EXERCISE DETAILS: Each of the entries should be retyped precisely as it appears.

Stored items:
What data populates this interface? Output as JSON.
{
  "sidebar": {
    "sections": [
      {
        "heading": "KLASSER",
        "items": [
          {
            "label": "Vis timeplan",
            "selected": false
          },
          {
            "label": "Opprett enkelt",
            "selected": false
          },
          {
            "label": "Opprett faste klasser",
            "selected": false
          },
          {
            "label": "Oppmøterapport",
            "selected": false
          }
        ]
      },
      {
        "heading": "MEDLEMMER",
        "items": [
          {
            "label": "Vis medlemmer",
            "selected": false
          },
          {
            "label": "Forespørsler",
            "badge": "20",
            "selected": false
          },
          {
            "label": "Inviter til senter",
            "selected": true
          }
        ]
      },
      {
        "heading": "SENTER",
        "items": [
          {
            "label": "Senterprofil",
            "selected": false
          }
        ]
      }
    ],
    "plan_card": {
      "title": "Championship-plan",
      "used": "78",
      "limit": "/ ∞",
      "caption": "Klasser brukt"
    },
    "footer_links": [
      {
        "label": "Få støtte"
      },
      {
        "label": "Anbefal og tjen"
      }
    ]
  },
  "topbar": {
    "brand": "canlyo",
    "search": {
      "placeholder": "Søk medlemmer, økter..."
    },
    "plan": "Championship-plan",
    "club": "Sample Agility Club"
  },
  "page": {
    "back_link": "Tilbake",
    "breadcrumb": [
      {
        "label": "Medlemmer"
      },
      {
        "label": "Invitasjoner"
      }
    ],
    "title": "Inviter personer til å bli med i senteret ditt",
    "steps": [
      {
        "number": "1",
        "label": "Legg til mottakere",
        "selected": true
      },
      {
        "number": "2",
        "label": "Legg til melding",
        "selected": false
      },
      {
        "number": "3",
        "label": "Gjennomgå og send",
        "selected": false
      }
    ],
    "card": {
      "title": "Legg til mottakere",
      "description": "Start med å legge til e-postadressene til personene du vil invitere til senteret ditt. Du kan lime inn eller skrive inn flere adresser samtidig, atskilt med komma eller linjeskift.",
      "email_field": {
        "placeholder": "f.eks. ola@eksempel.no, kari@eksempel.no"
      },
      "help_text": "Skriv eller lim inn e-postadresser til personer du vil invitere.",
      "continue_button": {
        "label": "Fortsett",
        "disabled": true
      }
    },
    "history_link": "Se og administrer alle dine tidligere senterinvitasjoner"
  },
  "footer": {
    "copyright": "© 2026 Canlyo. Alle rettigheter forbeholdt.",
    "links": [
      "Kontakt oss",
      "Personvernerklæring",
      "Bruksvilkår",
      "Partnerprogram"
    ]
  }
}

TASK ANSWER:
What data populates this interface? Output as JSON.
{
  "sidebar": {
    "sections": [
      {
        "heading": "KLASSER",
        "items": [
          {
            "label": "Vis timeplan",
            "selected": false
          },
          {
            "label": "Opprett enkelt",
            "selected": false
          },
          {
            "label": "Opprett faste klasser",
            "selected": false
          },
          {
            "label": "Oppmøterapport",
            "selected": false
          }
        ]
      },
      {
        "heading": "MEDLEMMER",
        "items": [
          {
            "label": "Vis medlemmer",
            "selected": false
          },
          {
            "label": "Forespørsler",
            "badge": "20",
            "selected": false
          },
          {
            "label": "Inviter til senter",
            "selected": true
          }
        ]
      },
      {
        "heading": "SENTER",
        "items": [
          {
            "label": "Senterprofil",
            "selected": false
          }
        ]
      }
    ],
    "plan_card": {
      "title": "Championship-plan",
      "used": "78",
      "limit": "/ ∞",
      "caption": "Klasser brukt"
    },
    "footer_links": [
      {
        "label": "Få støtte"
      },
      {
        "label": "Anbefal og tjen"
      }
    ]
  },
  "topbar": {
    "brand": "canlyo",
    "search": {
      "placeholder": "Søk medlemmer, økter..."
    },
    "plan": "Championship-plan",
    "club": "Sample Agility Club"
  },
  "page": {
    "back_link": "Tilbake",
    "breadcrumb": [
      {
        "label": "Medlemmer"
      },
      {
        "label": "Invitasjoner"
      }
    ],
    "title": "Inviter personer til å bli med i senteret ditt",
    "steps": [
      {
        "number": "1",
        "label": "Legg til mottakere",
        "selected": true
      },
      {
        "number": "2",
        "label": "Legg til melding",
        "selected": false
      },
      {
        "number": "3",
        "label": "Gjennomgå og send",
        "selected": false
      }
    ],
    "card": {
      "title": "Legg til mottakere",
      "description": "Start med å legge til e-postadressene til personene du vil invitere til senteret ditt. Du kan lime inn eller skrive inn flere adresser samtidig, atskilt med komma eller linjeskift.",
      "email_field": {
        "placeholder": "f.eks. ola@eksempel.no, kari@eksempel.no"
      },
      "help_text": "Skriv eller lim inn e-postadresser til personer du vil invitere.",
      "continue_button": {
        "label": "Fortsett",
        "disabled": true
      }
    },
    "history_link": "Se og administrer alle dine tidligere senterinvitasjoner"
  },
  "footer": {
    "copyright": "© 2026 Canlyo. Alle rettigheter forbeholdt.",
    "links": [
      "Kontakt oss",
      "Personvernerklæring",
      "Bruksvilkår",
      "Partnerprogram"
    ]
  }
}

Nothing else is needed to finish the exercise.